→ Text for analysis
···

OnniBus was founded by Pekka Möttö, Lauri Helke, Petteri Rantala and Pertti Möttö in 2011.

In May 2014, Brian Souter's Highland Global Transport purchased a 75% shareholding in the business. Highland Global Transport, Lauri Helke and Petteri Rantala sold their shares to Koiviston Auto in October 2018.

Advertised fares start at €1 (plus €1 booking fee), using a yield management model as employed by Megabus, where the lowest fares are offered to those who book early or on less popular journeys.

==Services==
As of July 2023, OnniBus.com operated OnniBus MEGA brand services on the following routes:

- M1: Helsinki – Turku – Naantali
- M2: Helsinki – Pori – Vaasa
- M3: Helsinki – Tampere – Seinäjoki – Vaasa
- M4: Helsinki – Lahti - Jyväskylä – Oulu/Rovaniemi
- M4-SKI: Helsinki – Jyväskylä – Oulu – Ylläs – Levi
- M5: Helsinki – Mikkeli –
- M6: Helsinki – Kouvola - Lappeenranta – Imatra - Joensuu
- M7: Helsinki – Kotka
- M8: Helsinki – Turku – Pori – Vaasa – Kokkola – Oulu
- M9: Turku – Tampere – Jyväskylä – Kuopio – Kajaani
- M12: Tampere - Lahti – Kouvola – Lappeenranta
- M13: Helsinki – Jyväskylä – Kokkola
- M14: Helsinki – Lahti – Mikkeli – Savonlinna

Aside from the cities mentioned above, OnniBus MEGA buses stop at numerous other places but unlike OnniBus Flex branded buses, they do not stop at all express stops on the way. Passengers can board and leave the bus only at predetermined stops, often located at city and town centres or highway junctions. This practice cuts travel times whilst also making business more profitable according to the company.

==Fleet==
OnniBus operates a fleet of 48 Van Hool Astromega TDX27s as of October 2015. In March 2016 Onnibus imported used Van Hool Altano TD921s from its sister company, PolskiBus. They have all since been returned back to PolskiBus.

···

→ Data extracts
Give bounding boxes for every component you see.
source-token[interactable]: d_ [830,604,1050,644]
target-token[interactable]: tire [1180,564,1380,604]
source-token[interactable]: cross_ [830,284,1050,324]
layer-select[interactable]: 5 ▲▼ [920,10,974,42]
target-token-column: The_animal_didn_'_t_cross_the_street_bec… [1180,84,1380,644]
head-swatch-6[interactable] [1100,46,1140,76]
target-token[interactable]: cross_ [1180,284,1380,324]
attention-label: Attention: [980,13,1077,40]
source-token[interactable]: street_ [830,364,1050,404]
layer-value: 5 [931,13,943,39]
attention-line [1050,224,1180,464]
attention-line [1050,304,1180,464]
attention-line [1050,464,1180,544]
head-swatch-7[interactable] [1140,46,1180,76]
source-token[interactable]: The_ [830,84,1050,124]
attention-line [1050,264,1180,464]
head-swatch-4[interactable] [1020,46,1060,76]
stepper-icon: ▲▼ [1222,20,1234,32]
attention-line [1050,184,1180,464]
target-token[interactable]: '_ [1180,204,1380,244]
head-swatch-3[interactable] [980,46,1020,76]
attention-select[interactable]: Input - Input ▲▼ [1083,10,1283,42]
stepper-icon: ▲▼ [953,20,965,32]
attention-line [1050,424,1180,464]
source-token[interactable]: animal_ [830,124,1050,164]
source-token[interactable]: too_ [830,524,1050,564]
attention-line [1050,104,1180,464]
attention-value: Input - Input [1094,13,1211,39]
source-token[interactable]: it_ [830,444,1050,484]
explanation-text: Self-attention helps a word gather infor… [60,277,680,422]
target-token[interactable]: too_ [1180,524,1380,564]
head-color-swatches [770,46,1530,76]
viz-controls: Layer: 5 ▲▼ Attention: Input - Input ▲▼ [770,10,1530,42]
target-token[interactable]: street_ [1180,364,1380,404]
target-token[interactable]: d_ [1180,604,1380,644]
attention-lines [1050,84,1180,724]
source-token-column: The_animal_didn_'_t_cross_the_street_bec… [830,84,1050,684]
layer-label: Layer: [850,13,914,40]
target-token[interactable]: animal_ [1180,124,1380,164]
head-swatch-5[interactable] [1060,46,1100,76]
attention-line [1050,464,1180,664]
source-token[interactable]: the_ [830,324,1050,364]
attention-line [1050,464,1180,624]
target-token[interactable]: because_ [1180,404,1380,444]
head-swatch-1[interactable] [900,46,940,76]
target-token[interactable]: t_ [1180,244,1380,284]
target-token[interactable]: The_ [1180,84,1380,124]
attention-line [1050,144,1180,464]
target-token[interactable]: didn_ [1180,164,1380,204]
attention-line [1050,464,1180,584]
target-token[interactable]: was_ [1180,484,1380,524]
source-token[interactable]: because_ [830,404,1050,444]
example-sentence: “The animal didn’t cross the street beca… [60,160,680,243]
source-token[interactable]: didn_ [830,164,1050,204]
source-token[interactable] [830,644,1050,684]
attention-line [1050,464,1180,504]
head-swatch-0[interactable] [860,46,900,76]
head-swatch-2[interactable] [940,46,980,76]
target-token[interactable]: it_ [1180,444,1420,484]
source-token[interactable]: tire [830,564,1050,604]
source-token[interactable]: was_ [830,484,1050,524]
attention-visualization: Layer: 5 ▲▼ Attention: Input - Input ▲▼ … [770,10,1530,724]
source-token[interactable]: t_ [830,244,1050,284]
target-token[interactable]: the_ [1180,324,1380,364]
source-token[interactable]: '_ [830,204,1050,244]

···

→ Work to complete
(a) In the OnniBus text, which company bought a 75% shareholding in the business in May 2014?
(b) Reproduce the part of the OnniBus text from "Aside from the" up to and including "to the company.".
The listing is separate material, unrelated to the OnniBus text.

→ Answers in order
(a) Brian Souter's Highland Global Transport.

(b)
Aside from the cities mentioned above, OnniBus MEGA buses stop at numerous other places but unlike OnniBus Flex branded buses, they do not stop at all express stops on the way. Passengers can board and leave the bus only at predetermined stops, often located at city and town centres or highway junctions. This practice cuts travel times whilst also making business more profitable according to the company.